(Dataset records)
========================================

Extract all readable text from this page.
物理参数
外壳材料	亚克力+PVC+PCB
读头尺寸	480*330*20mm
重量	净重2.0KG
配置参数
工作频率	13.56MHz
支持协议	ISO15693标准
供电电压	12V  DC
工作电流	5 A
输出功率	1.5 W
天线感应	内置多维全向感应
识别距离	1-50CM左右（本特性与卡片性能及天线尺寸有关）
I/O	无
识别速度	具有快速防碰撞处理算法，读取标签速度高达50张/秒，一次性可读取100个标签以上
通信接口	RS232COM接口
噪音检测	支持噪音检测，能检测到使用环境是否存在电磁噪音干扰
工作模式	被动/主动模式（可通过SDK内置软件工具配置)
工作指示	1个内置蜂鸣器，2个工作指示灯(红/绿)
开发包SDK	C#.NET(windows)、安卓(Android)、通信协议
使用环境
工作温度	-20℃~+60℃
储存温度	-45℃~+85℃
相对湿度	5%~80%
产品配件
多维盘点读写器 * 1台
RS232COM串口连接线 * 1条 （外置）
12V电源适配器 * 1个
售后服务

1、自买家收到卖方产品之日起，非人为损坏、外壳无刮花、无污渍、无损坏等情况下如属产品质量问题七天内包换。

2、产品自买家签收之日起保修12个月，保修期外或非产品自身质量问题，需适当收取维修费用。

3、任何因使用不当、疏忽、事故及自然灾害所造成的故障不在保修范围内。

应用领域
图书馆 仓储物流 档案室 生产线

========================================

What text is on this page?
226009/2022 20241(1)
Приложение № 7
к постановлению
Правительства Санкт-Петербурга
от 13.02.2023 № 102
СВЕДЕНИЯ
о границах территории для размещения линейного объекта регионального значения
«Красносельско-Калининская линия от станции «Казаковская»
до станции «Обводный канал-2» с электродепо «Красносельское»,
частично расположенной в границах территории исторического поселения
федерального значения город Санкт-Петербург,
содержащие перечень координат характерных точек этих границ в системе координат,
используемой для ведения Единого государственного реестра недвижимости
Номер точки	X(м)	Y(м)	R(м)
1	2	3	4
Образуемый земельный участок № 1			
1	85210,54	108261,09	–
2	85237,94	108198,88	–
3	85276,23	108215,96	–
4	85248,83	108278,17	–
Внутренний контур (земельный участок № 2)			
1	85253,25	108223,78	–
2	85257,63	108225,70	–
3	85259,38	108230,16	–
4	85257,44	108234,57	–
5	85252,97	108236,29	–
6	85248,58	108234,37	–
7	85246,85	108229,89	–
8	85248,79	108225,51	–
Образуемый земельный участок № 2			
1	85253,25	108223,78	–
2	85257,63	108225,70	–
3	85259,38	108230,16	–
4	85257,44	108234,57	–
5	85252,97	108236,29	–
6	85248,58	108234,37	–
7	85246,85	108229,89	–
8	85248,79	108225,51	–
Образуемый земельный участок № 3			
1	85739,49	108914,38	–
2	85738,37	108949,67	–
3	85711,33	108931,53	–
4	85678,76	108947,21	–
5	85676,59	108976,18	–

========================================

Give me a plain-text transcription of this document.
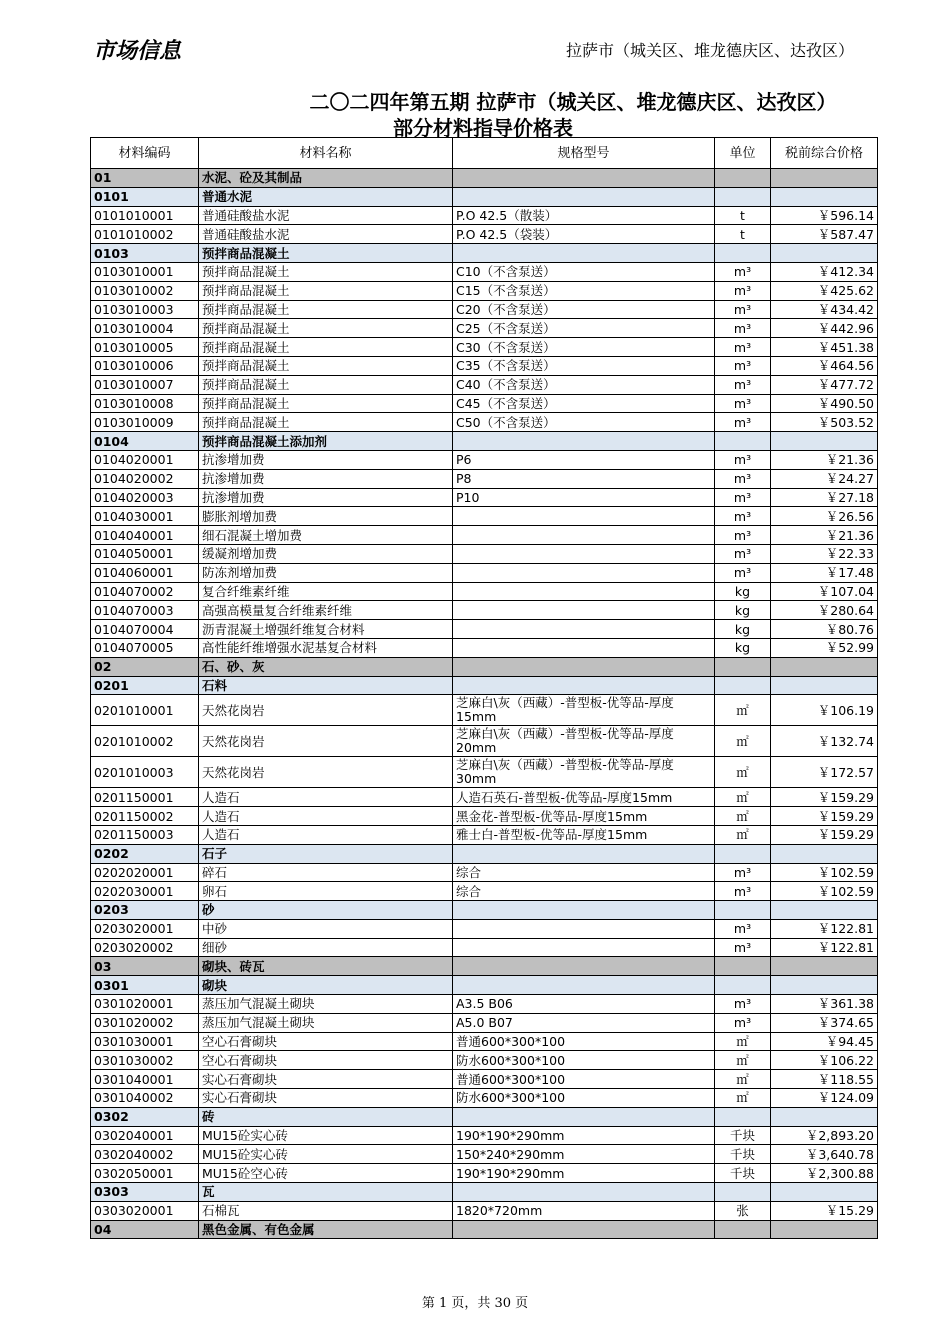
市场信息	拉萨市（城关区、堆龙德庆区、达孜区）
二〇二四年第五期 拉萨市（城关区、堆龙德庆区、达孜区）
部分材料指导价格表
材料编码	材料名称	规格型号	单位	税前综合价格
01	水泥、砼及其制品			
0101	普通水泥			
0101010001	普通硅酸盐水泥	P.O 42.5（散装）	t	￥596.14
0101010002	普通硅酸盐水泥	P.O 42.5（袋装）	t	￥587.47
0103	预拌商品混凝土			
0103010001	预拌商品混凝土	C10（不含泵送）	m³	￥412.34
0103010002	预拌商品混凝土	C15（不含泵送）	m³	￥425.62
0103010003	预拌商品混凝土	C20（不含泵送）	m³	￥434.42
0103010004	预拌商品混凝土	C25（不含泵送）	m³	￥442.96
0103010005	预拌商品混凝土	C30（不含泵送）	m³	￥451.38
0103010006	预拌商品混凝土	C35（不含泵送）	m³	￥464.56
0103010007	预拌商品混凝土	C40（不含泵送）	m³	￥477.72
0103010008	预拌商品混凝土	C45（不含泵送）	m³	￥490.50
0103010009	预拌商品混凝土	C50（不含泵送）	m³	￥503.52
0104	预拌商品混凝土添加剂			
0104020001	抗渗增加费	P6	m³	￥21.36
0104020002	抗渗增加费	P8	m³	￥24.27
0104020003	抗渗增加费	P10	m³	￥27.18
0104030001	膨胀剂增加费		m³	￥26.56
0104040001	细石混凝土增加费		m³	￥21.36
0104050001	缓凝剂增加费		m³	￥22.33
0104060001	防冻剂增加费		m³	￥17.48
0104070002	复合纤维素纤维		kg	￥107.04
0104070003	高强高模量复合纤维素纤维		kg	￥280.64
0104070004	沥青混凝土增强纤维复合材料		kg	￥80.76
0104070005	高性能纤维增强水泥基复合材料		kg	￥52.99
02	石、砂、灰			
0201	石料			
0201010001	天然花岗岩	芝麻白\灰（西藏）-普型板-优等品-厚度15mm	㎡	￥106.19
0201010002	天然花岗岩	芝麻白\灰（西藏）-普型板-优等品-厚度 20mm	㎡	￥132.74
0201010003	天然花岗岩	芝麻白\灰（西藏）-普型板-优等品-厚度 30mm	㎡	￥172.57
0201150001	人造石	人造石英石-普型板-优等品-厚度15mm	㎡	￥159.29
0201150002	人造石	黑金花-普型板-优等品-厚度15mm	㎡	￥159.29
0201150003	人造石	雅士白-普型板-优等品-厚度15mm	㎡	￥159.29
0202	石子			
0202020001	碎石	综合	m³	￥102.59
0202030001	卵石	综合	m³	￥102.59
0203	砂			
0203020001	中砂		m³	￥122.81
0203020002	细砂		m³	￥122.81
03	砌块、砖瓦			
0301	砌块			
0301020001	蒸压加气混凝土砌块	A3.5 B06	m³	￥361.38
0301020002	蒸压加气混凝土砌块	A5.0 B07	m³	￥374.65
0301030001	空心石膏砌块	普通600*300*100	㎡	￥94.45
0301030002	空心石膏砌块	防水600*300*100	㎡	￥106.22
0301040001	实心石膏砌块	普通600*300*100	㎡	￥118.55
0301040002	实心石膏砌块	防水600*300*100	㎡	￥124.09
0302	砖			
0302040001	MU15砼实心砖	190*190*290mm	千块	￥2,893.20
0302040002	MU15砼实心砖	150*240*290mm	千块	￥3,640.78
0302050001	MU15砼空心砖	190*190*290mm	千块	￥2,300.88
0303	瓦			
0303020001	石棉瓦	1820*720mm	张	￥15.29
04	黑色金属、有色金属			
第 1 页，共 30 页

========================================

▶ [Short task] From the data above, count the lines where "实心石膏砌块" occurs and give that figure and nothing else.

▶ [Solution to this problem] 2